── PROVIDED TEXT

Agricultural Research Service

Title: History of the USDA-ARS Experimental Watersheds on the Washita River, Oklahoma.

Authors
item Garbrecht, Jurgen
item Starks, Patrick
item Steiner, Jean

Submitted to: American Society of Civil Engineers
Publication Type: Book / Chapter
Publication Acceptance Date: April 10, 2007
Publication Date: May 10, 2007
Citation: Garbrecht, J.D., Starks, P.J., Steiner, J.L. 2007. History of the USDA-ARS experimental watersheds on the Washita River, Oklahoma. In: Rogers, J.R., editor. Milestones in Engineering History. Reston, VA:American Society of Civil Engineers. p. 94-106.

────

EXERCISES.
(1) Transcribe the stretch of the publication record from "Title: History of" through "Engineers. p. 94-106.".
(2) Name every author listed in the publication record.
(3) On what date was the work in the publication record accepted for publication?

── LISTING

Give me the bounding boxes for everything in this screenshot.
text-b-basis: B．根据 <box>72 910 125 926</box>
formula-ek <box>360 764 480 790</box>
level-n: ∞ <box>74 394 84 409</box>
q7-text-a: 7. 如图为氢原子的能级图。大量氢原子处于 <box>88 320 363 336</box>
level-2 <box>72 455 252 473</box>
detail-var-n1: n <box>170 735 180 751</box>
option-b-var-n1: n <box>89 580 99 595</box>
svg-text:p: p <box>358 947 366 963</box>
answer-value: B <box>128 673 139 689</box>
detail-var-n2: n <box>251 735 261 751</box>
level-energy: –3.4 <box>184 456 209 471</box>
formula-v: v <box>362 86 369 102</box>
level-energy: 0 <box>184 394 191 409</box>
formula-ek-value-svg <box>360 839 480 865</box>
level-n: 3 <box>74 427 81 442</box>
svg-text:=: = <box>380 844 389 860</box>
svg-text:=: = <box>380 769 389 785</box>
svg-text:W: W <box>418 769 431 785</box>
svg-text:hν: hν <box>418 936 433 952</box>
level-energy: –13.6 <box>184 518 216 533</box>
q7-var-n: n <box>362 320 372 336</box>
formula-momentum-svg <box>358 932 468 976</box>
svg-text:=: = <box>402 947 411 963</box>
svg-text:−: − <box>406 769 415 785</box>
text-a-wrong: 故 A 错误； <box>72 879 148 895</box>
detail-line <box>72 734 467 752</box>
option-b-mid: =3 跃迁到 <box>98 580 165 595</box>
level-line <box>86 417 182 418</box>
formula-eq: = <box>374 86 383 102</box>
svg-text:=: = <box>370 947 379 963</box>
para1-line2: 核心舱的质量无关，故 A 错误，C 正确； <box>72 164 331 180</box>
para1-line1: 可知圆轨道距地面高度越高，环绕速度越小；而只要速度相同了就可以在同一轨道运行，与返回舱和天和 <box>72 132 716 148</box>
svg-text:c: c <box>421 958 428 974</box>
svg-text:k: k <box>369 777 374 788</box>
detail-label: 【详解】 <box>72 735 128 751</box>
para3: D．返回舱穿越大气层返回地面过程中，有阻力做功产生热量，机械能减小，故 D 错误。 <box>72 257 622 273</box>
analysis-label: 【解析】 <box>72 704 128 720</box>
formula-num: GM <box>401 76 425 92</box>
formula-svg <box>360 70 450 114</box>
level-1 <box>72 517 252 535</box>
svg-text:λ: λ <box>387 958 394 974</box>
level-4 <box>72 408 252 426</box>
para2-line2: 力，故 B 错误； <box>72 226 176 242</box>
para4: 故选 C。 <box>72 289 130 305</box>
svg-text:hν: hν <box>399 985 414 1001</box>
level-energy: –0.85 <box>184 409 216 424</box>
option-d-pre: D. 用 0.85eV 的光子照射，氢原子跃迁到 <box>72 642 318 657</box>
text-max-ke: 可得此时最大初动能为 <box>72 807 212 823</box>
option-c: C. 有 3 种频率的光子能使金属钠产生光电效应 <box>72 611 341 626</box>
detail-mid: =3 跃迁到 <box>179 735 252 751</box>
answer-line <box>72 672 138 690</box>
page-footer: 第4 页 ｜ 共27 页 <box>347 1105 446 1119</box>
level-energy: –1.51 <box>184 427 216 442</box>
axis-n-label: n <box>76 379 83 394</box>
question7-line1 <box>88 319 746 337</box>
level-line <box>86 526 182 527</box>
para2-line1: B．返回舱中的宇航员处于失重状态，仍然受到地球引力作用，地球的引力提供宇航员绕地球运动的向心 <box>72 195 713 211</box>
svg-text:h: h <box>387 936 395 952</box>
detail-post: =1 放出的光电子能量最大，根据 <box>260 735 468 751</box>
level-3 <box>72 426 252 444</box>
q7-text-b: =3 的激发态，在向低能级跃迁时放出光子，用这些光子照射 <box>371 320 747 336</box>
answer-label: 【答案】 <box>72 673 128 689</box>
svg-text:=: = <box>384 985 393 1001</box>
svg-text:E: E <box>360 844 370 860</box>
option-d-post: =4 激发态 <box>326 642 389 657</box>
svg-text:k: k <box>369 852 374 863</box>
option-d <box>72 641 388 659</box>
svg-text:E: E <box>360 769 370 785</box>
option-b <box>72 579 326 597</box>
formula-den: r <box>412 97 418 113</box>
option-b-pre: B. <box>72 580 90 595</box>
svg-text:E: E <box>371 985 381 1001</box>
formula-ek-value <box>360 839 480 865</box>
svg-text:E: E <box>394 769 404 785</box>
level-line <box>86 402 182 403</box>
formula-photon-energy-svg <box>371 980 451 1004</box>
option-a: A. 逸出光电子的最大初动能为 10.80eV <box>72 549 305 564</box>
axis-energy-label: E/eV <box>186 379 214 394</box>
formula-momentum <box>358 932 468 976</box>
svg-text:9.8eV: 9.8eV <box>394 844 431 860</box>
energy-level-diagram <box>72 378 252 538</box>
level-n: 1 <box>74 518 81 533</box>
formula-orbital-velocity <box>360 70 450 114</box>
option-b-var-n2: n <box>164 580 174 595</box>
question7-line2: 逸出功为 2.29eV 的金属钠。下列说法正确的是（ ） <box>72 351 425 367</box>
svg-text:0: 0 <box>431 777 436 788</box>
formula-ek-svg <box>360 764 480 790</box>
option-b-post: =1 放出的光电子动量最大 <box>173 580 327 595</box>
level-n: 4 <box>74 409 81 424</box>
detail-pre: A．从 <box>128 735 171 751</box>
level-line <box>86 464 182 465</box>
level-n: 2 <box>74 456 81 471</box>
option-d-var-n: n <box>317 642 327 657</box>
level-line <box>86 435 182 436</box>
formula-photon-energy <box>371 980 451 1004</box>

────

SOLUTIONS TO EACH TASK.
(1)
Title: History of the USDA-ARS Experimental Watersheds on the Washita River, Oklahoma.

Authors
item Garbrecht, Jurgen
item Starks, Patrick
item Steiner, Jean

Submitted to: American Society of Civil Engineers
Publication Type: Book / Chapter
Publication Acceptance Date: April 10, 2007
Publication Date: May 10, 2007
Citation: Garbrecht, J.D., Starks, P.J., Steiner, J.L. 2007. History of the USDA-ARS experimental watersheds on the Washita River, Oklahoma. In: Rogers, J.R., editor. Milestones in Engineering History. Reston, VA:American Society of Civil Engineers. p. 94-106.

(2) Jurgen Garbrecht, Patrick Starks, Jean Steiner

(3) April 10, 2007